Before the Age of Enlightenment which brought modern science and democracy to the world, civilization was a dismal existence.  The rich and powerful hid behind castle walls while controlling the land and people through the coercion of henchmen who did their bidding (see:  Feudalism).  In Europe, the collapse of the Roman Empire led to a thousand-year long span known as the Medieval Period the first half of which was so gloomy it is still referred to as the “Dark Ages“.

Life was brutal and short for most people back then, and such misery wasn’t confined to Europe.  Except for a few enclaves of isolated groups which had the resources and desire to do better, the world was neither a healthy nor happy environment for its human denizens.  Now, the successes of modern civilization are inadvertently and neglectfully threatening a return to darker times.  Catastrophic climate change appears to be an inescapable reality at this point, and there is a movement afoot which welcomes the demise of enlightenment while sardonically denying the factual basis for global warming.  More on that later, but first here’s today’s climate news:

From:  Civilization Is Accelerating Extinction and Altering the Natural World at a Pace ‘Unprecedented in Human History’

WASHINGTON — Humans are transforming Earth’s natural landscapes so dramatically that as many as one million plant and animal species are now at risk of extinction, posing a dire threat to ecosystems that people all over the world depend on for their survival, a sweeping new United Nations assessment has concluded.

• [Set of tasks]
• a. Can you condense the paragraph beginning "Life was brutal and short" in the passage on civilization and climate into a short bulleted list that keeps its main facts?
• b. Could you update the part of the passage on civilization and climate that opens with the words containing "WASHINGTON — Humans" and closes with "assessment has concluded.", replacing "sweeping" with "comprehensive"?
The data that comes next is separate material, unrelated to the passage above.

• [Supplied data]
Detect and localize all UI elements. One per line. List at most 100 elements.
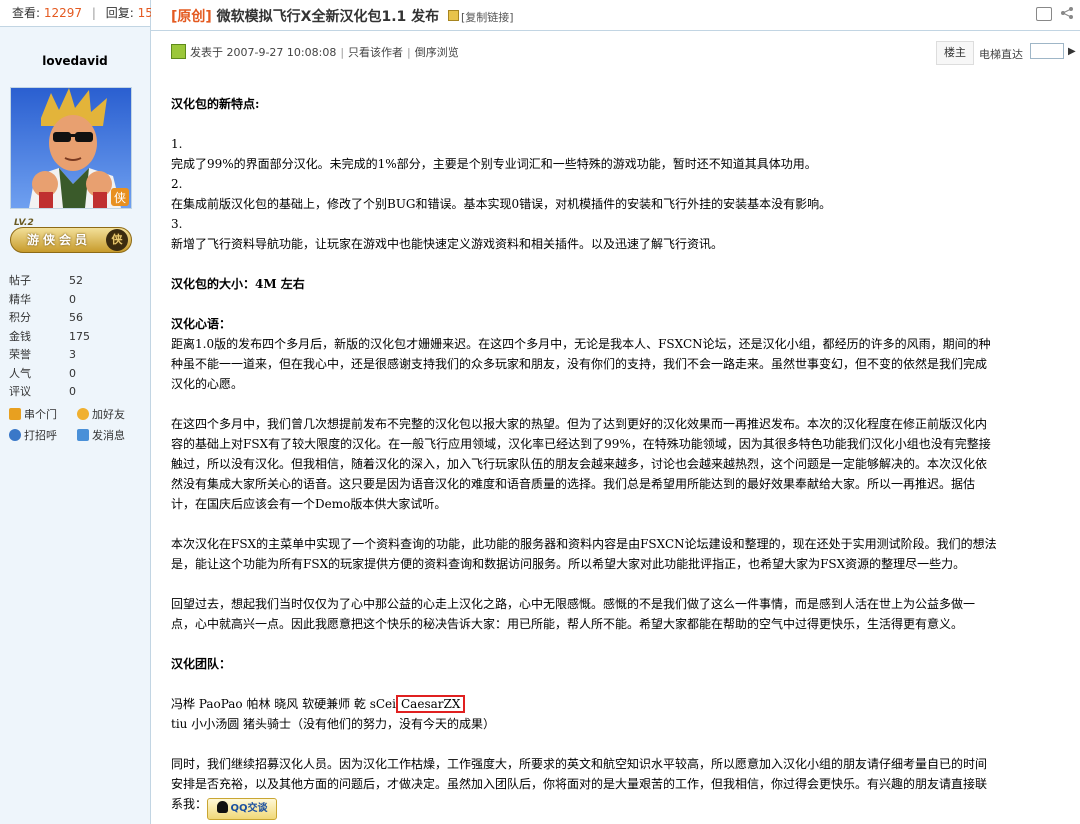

• [Solutions by task]
• a.
- Life was brutal and short for most people in that era, and the misery was not limited to Europe.
- Apart from a few isolated enclaves with the resources and desire to do better, the world was neither healthy nor happy for its people.
- The successes of modern civilization now inadvertently threaten a return to darker times.
- Catastrophic climate change appears inescapable, and a movement welcomes the end of enlightenment while sardonically denying the factual basis for global warming.

• b.
WASHINGTON — Humans are transforming Earth’s natural landscapes so dramatically that as many as one million plant and animal species are now at risk of extinction, posing a dire threat to ecosystems that people all over the world depend on for their survival, a comprehensive new United Nations assessment has concluded.